*** DATA ROWS ***

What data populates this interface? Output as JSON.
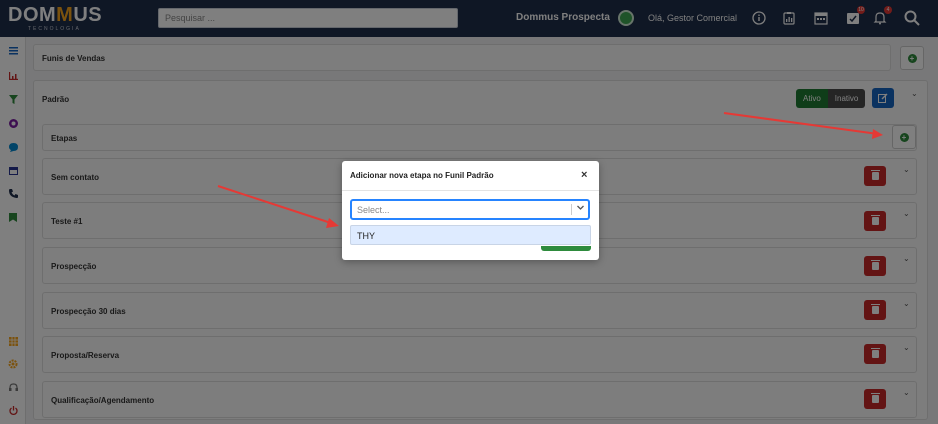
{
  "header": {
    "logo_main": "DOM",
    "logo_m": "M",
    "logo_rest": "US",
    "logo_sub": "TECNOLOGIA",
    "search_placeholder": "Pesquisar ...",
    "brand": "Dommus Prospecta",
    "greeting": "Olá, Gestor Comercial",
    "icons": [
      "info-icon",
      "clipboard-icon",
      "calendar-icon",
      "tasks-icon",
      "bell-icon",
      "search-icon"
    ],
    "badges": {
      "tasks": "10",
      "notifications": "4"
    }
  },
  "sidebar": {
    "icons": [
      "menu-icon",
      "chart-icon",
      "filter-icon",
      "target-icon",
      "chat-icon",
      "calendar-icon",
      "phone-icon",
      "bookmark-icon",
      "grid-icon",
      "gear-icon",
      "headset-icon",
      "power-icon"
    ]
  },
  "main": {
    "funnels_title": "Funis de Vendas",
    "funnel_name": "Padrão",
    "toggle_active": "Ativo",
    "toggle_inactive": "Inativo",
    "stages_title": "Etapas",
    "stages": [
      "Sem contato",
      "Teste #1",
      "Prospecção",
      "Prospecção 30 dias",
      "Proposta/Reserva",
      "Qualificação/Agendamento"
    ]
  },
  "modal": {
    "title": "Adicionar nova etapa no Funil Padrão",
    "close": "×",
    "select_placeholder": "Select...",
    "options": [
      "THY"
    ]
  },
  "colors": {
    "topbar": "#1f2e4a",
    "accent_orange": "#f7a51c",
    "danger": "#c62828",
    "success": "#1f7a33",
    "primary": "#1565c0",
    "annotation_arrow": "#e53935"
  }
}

***

Repeat verbatim all the material, but not the pictures.

What data populates this interface? Output as JSON.
{
  "header": {
    "logo_main": "DOM",
    "logo_m": "M",
    "logo_rest": "US",
    "logo_sub": "TECNOLOGIA",
    "search_placeholder": "Pesquisar ...",
    "brand": "Dommus Prospecta",
    "greeting": "Olá, Gestor Comercial",
    "icons": [
      "info-icon",
      "clipboard-icon",
      "calendar-icon",
      "tasks-icon",
      "bell-icon",
      "search-icon"
    ],
    "badges": {
      "tasks": "10",
      "notifications": "4"
    }
  },
  "sidebar": {
    "icons": [
      "menu-icon",
      "chart-icon",
      "filter-icon",
      "target-icon",
      "chat-icon",
      "calendar-icon",
      "phone-icon",
      "bookmark-icon",
      "grid-icon",
      "gear-icon",
      "headset-icon",
      "power-icon"
    ]
  },
  "main": {
    "funnels_title": "Funis de Vendas",
    "funnel_name": "Padrão",
    "toggle_active": "Ativo",
    "toggle_inactive": "Inativo",
    "stages_title": "Etapas",
    "stages": [
      "Sem contato",
      "Teste #1",
      "Prospecção",
      "Prospecção 30 dias",
      "Proposta/Reserva",
      "Qualificação/Agendamento"
    ]
  },
  "modal": {
    "title": "Adicionar nova etapa no Funil Padrão",
    "close": "×",
    "select_placeholder": "Select...",
    "options": [
      "THY"
    ]
  },
  "colors": {
    "topbar": "#1f2e4a",
    "accent_orange": "#f7a51c",
    "danger": "#c62828",
    "success": "#1f7a33",
    "primary": "#1565c0",
    "annotation_arrow": "#e53935"
  }
}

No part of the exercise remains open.